## INPUT FOR THIS TASK
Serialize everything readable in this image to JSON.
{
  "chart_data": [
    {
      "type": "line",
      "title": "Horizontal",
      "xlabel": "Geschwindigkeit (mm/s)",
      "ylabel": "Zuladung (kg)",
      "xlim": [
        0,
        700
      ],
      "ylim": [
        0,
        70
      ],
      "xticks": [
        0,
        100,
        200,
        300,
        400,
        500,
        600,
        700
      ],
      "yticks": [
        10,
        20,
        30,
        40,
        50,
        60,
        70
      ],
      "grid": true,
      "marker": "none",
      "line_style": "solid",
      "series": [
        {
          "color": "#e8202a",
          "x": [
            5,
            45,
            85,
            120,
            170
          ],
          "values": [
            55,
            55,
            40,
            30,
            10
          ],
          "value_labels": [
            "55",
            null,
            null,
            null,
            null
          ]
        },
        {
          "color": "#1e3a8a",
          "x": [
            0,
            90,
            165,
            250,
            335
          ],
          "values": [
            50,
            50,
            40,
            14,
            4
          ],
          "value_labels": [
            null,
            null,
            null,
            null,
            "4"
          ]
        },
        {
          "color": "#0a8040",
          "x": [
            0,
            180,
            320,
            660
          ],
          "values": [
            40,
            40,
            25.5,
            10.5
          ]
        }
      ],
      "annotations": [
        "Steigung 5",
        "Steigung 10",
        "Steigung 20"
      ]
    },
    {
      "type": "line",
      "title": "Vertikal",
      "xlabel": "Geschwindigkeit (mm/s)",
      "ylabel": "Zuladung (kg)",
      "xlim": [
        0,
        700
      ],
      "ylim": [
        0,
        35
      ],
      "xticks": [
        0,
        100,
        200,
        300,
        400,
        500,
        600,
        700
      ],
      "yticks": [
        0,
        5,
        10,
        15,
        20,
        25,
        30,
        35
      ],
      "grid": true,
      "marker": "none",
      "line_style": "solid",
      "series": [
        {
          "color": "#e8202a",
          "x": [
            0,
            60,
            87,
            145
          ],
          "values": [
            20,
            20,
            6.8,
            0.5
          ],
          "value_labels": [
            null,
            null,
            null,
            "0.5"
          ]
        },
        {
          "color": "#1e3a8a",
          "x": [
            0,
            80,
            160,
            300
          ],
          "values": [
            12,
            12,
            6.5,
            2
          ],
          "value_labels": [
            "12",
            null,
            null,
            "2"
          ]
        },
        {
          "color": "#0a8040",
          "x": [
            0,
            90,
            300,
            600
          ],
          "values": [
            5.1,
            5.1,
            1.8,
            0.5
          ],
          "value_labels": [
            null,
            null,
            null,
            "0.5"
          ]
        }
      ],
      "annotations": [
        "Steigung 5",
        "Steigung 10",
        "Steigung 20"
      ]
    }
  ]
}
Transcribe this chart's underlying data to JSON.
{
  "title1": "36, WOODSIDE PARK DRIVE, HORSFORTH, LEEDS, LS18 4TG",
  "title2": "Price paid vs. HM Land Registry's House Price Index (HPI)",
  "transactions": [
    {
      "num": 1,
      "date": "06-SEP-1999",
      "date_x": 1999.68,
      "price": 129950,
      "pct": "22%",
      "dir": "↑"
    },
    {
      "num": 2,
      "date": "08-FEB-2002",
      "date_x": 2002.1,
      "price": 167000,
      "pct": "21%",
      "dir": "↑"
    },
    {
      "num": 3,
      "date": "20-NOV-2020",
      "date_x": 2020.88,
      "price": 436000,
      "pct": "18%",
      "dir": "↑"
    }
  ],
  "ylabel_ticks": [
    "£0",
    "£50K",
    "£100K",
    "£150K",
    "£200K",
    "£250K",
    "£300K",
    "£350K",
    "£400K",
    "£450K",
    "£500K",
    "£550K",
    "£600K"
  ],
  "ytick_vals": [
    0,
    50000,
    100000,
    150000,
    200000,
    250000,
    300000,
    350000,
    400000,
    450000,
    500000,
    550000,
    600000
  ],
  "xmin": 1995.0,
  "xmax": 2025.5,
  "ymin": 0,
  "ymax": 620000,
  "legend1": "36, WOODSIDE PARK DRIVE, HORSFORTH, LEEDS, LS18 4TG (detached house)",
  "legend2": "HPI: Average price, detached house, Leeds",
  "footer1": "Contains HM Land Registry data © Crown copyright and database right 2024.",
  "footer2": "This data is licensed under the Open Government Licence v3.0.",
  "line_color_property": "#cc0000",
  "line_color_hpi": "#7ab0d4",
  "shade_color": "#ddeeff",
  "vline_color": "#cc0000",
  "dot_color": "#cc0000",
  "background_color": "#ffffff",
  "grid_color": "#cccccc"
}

## WHAT YOU ARE ASKED TO DO
Write out all of the records once more, exactly.

## SOLUTION
Serialize everything readable in this image to JSON.
{
  "chart_data": [
    {
      "type": "line",
      "title": "Horizontal",
      "xlabel": "Geschwindigkeit (mm/s)",
      "ylabel": "Zuladung (kg)",
      "xlim": [
        0,
        700
      ],
      "ylim": [
        0,
        70
      ],
      "xticks": [
        0,
        100,
        200,
        300,
        400,
        500,
        600,
        700
      ],
      "yticks": [
        10,
        20,
        30,
        40,
        50,
        60,
        70
      ],
      "grid": true,
      "marker": "none",
      "line_style": "solid",
      "series": [
        {
          "color": "#e8202a",
          "x": [
            5,
            45,
            85,
            120,
            170
          ],
          "values": [
            55,
            55,
            40,
            30,
            10
          ],
          "value_labels": [
            "55",
            null,
            null,
            null,
            null
          ]
        },
        {
          "color": "#1e3a8a",
          "x": [
            0,
            90,
            165,
            250,
            335
          ],
          "values": [
            50,
            50,
            40,
            14,
            4
          ],
          "value_labels": [
            null,
            null,
            null,
            null,
            "4"
          ]
        },
        {
          "color": "#0a8040",
          "x": [
            0,
            180,
            320,
            660
          ],
          "values": [
            40,
            40,
            25.5,
            10.5
          ]
        }
      ],
      "annotations": [
        "Steigung 5",
        "Steigung 10",
        "Steigung 20"
      ]
    },
    {
      "type": "line",
      "title": "Vertikal",
      "xlabel": "Geschwindigkeit (mm/s)",
      "ylabel": "Zuladung (kg)",
      "xlim": [
        0,
        700
      ],
      "ylim": [
        0,
        35
      ],
      "xticks": [
        0,
        100,
        200,
        300,
        400,
        500,
        600,
        700
      ],
      "yticks": [
        0,
        5,
        10,
        15,
        20,
        25,
        30,
        35
      ],
      "grid": true,
      "marker": "none",
      "line_style": "solid",
      "series": [
        {
          "color": "#e8202a",
          "x": [
            0,
            60,
            87,
            145
          ],
          "values": [
            20,
            20,
            6.8,
            0.5
          ],
          "value_labels": [
            null,
            null,
            null,
            "0.5"
          ]
        },
        {
          "color": "#1e3a8a",
          "x": [
            0,
            80,
            160,
            300
          ],
          "values": [
            12,
            12,
            6.5,
            2
          ],
          "value_labels": [
            "12",
            null,
            null,
            "2"
          ]
        },
        {
          "color": "#0a8040",
          "x": [
            0,
            90,
            300,
            600
          ],
          "values": [
            5.1,
            5.1,
            1.8,
            0.5
          ],
          "value_labels": [
            null,
            null,
            null,
            "0.5"
          ]
        }
      ],
      "annotations": [
        "Steigung 5",
        "Steigung 10",
        "Steigung 20"
      ]
    }
  ]
}
Transcribe this chart's underlying data to JSON.
{
  "title1": "36, WOODSIDE PARK DRIVE, HORSFORTH, LEEDS, LS18 4TG",
  "title2": "Price paid vs. HM Land Registry's House Price Index (HPI)",
  "transactions": [
    {
      "num": 1,
      "date": "06-SEP-1999",
      "date_x": 1999.68,
      "price": 129950,
      "pct": "22%",
      "dir": "↑"
    },
    {
      "num": 2,
      "date": "08-FEB-2002",
      "date_x": 2002.1,
      "price": 167000,
      "pct": "21%",
      "dir": "↑"
    },
    {
      "num": 3,
      "date": "20-NOV-2020",
      "date_x": 2020.88,
      "price": 436000,
      "pct": "18%",
      "dir": "↑"
    }
  ],
  "ylabel_ticks": [
    "£0",
    "£50K",
    "£100K",
    "£150K",
    "£200K",
    "£250K",
    "£300K",
    "£350K",
    "£400K",
    "£450K",
    "£500K",
    "£550K",
    "£600K"
  ],
  "ytick_vals": [
    0,
    50000,
    100000,
    150000,
    200000,
    250000,
    300000,
    350000,
    400000,
    450000,
    500000,
    550000,
    600000
  ],
  "xmin": 1995.0,
  "xmax": 2025.5,
  "ymin": 0,
  "ymax": 620000,
  "legend1": "36, WOODSIDE PARK DRIVE, HORSFORTH, LEEDS, LS18 4TG (detached house)",
  "legend2": "HPI: Average price, detached house, Leeds",
  "footer1": "Contains HM Land Registry data © Crown copyright and database right 2024.",
  "footer2": "This data is licensed under the Open Government Licence v3.0.",
  "line_color_property": "#cc0000",
  "line_color_hpi": "#7ab0d4",
  "shade_color": "#ddeeff",
  "vline_color": "#cc0000",
  "dot_color": "#cc0000",
  "background_color": "#ffffff",
  "grid_color": "#cccccc"
}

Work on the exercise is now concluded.